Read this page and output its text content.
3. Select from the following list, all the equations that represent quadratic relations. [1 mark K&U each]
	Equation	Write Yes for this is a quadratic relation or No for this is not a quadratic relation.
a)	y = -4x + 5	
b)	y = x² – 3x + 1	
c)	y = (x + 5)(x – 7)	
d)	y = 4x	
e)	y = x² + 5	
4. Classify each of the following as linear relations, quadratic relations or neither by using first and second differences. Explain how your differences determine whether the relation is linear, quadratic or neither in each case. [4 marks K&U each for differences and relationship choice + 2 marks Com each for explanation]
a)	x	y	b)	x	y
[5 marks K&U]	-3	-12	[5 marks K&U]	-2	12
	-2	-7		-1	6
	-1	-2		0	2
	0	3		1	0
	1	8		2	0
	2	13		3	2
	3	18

* * * * * * *

EXERCISE DETAILS: Reproduce the full listing word for word.

THE RESPONSE:
Read this page and output its text content.
3. Select from the following list, all the equations that represent quadratic relations. [1 mark K&U each]
	Equation	Write Yes for this is a quadratic relation or No for this is not a quadratic relation.
a)	y = -4x + 5	
b)	y = x² – 3x + 1	
c)	y = (x + 5)(x – 7)	
d)	y = 4x	
e)	y = x² + 5	
4. Classify each of the following as linear relations, quadratic relations or neither by using first and second differences. Explain how your differences determine whether the relation is linear, quadratic or neither in each case. [4 marks K&U each for differences and relationship choice + 2 marks Com each for explanation]
a)	x	y	b)	x	y
[5 marks K&U]	-3	-12	[5 marks K&U]	-2	12
	-2	-7		-1	6
	-1	-2		0	2
	0	3		1	0
	1	8		2	0
	2	13		3	2
	3	18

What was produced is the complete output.